[Listing start]

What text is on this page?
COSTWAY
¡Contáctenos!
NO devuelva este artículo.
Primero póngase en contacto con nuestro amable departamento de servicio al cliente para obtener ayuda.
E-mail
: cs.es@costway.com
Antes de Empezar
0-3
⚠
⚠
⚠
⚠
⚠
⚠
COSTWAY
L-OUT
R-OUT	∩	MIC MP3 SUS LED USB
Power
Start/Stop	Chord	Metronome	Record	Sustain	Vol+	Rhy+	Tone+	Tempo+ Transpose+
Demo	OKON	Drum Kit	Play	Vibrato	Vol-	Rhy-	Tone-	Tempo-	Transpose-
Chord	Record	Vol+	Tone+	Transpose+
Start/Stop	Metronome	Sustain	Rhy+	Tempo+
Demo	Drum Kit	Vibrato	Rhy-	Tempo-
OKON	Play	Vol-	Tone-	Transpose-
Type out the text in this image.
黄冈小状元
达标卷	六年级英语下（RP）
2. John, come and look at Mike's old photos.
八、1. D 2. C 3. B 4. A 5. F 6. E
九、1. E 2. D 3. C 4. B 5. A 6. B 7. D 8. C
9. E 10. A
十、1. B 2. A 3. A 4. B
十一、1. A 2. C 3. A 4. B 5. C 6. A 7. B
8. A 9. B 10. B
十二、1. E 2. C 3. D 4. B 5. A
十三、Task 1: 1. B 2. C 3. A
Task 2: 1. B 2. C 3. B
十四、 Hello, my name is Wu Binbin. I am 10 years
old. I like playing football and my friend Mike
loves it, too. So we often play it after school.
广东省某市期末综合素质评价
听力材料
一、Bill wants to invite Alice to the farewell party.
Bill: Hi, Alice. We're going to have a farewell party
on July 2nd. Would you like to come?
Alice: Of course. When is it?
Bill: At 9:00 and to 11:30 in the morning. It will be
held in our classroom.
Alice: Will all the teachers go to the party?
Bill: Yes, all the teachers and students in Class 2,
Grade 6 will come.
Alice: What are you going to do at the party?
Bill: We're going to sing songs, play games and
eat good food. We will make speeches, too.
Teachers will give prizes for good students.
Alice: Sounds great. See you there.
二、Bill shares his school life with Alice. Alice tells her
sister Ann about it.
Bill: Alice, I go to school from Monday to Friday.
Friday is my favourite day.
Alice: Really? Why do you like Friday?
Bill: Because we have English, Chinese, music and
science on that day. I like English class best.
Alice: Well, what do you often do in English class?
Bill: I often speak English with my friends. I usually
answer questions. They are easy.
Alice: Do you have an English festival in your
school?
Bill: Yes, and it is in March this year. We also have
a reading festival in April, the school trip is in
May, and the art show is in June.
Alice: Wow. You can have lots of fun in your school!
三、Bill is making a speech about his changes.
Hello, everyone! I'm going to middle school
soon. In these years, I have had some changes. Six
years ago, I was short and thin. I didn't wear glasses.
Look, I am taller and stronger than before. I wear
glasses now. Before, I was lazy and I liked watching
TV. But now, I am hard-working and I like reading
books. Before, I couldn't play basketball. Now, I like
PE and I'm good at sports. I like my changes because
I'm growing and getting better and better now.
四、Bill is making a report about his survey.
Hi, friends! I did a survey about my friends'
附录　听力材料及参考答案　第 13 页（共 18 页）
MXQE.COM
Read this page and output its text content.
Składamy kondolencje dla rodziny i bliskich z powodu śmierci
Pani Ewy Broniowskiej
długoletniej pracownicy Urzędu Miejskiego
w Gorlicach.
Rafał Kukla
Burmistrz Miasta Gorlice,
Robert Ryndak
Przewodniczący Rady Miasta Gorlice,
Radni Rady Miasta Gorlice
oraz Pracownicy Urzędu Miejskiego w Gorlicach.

[Listing end]

Work to complete: Give the records above again, word for word.

Correct response:
What text is on this page?
COSTWAY
¡Contáctenos!
NO devuelva este artículo.
Primero póngase en contacto con nuestro amable departamento de servicio al cliente para obtener ayuda.
E-mail
: cs.es@costway.com
Antes de Empezar
0-3
⚠
⚠
⚠
⚠
⚠
⚠
COSTWAY
L-OUT
R-OUT	∩	MIC MP3 SUS LED USB
Power
Start/Stop	Chord	Metronome	Record	Sustain	Vol+	Rhy+	Tone+	Tempo+ Transpose+
Demo	OKON	Drum Kit	Play	Vibrato	Vol-	Rhy-	Tone-	Tempo-	Transpose-
Chord	Record	Vol+	Tone+	Transpose+
Start/Stop	Metronome	Sustain	Rhy+	Tempo+
Demo	Drum Kit	Vibrato	Rhy-	Tempo-
OKON	Play	Vol-	Tone-	Transpose-
Type out the text in this image.
黄冈小状元
达标卷	六年级英语下（RP）
2. John, come and look at Mike's old photos.
八、1. D 2. C 3. B 4. A 5. F 6. E
九、1. E 2. D 3. C 4. B 5. A 6. B 7. D 8. C
9. E 10. A
十、1. B 2. A 3. A 4. B
十一、1. A 2. C 3. A 4. B 5. C 6. A 7. B
8. A 9. B 10. B
十二、1. E 2. C 3. D 4. B 5. A
十三、Task 1: 1. B 2. C 3. A
Task 2: 1. B 2. C 3. B
十四、 Hello, my name is Wu Binbin. I am 10 years
old. I like playing football and my friend Mike
loves it, too. So we often play it after school.
广东省某市期末综合素质评价
听力材料
一、Bill wants to invite Alice to the farewell party.
Bill: Hi, Alice. We're going to have a farewell party
on July 2nd. Would you like to come?
Alice: Of course. When is it?
Bill: At 9:00 and to 11:30 in the morning. It will be
held in our classroom.
Alice: Will all the teachers go to the party?
Bill: Yes, all the teachers and students in Class 2,
Grade 6 will come.
Alice: What are you going to do at the party?
Bill: We're going to sing songs, play games and
eat good food. We will make speeches, too.
Teachers will give prizes for good students.
Alice: Sounds great. See you there.
二、Bill shares his school life with Alice. Alice tells her
sister Ann about it.
Bill: Alice, I go to school from Monday to Friday.
Friday is my favourite day.
Alice: Really? Why do you like Friday?
Bill: Because we have English, Chinese, music and
science on that day. I like English class best.
Alice: Well, what do you often do in English class?
Bill: I often speak English with my friends. I usually
answer questions. They are easy.
Alice: Do you have an English festival in your
school?
Bill: Yes, and it is in March this year. We also have
a reading festival in April, the school trip is in
May, and the art show is in June.
Alice: Wow. You can have lots of fun in your school!
三、Bill is making a speech about his changes.
Hello, everyone! I'm going to middle school
soon. In these years, I have had some changes. Six
years ago, I was short and thin. I didn't wear glasses.
Look, I am taller and stronger than before. I wear
glasses now. Before, I was lazy and I liked watching
TV. But now, I am hard-working and I like reading
books. Before, I couldn't play basketball. Now, I like
PE and I'm good at sports. I like my changes because
I'm growing and getting better and better now.
四、Bill is making a report about his survey.
Hi, friends! I did a survey about my friends'
附录　听力材料及参考答案　第 13 页（共 18 页）
MXQE.COM
Read this page and output its text content.
Składamy kondolencje dla rodziny i bliskich z powodu śmierci
Pani Ewy Broniowskiej
długoletniej pracownicy Urzędu Miejskiego
w Gorlicach.
Rafał Kukla
Burmistrz Miasta Gorlice,
Robert Ryndak
Przewodniczący Rady Miasta Gorlice,
Radni Rady Miasta Gorlice
oraz Pracownicy Urzędu Miejskiego w Gorlicach.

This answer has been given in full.